Task goal - In the material below, the lines containing the word "optimaler" are required; copy each of them.

Dataset records -

——

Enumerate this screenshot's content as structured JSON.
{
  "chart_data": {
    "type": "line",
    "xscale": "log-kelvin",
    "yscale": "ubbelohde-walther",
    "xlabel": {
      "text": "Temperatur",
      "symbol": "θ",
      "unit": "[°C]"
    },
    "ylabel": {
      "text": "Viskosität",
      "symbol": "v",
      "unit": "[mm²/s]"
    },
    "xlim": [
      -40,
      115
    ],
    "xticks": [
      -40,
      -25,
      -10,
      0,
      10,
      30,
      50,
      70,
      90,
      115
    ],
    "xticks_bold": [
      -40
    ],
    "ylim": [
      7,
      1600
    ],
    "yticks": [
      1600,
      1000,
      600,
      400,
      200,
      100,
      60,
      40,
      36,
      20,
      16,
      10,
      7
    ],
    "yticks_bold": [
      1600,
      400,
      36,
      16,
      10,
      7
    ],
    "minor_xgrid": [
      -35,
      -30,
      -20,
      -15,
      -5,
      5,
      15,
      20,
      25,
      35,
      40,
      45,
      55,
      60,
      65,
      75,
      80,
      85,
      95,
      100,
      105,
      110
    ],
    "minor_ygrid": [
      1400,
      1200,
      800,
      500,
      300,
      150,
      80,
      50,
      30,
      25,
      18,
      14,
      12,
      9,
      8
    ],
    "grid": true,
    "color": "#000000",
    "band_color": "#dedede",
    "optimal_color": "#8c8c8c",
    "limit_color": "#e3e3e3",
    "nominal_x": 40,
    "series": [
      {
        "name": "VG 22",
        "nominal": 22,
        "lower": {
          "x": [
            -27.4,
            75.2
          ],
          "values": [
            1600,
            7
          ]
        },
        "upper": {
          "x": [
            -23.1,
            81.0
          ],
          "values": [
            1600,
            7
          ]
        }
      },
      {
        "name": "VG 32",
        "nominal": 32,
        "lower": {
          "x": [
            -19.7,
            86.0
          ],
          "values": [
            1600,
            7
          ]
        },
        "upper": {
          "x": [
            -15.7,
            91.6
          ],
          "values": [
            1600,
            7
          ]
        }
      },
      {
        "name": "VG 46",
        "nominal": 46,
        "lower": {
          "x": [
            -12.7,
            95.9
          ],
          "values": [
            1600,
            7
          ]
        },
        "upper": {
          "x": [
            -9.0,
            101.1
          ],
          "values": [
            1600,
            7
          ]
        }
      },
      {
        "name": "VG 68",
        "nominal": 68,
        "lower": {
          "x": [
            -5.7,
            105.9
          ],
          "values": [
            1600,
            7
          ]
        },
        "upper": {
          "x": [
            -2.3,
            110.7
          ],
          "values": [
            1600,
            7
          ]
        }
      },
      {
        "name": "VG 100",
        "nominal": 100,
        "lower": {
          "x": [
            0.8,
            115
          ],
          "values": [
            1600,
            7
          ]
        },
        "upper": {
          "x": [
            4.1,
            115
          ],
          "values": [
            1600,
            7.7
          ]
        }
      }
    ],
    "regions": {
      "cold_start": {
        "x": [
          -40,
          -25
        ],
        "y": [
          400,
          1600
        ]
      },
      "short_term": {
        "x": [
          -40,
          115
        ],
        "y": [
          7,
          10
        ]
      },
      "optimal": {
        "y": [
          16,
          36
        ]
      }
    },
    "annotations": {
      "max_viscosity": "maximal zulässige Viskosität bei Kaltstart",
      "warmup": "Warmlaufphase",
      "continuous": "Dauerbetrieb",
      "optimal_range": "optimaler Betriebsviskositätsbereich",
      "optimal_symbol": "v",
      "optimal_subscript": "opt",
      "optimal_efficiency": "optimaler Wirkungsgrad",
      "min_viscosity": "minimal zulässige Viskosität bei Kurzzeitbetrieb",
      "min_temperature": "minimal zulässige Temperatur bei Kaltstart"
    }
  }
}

——

Solution to this task -
      "optimal_range": "optimaler Betriebsviskositätsbereich",
      "optimal_efficiency": "optimaler Wirkungsgrad",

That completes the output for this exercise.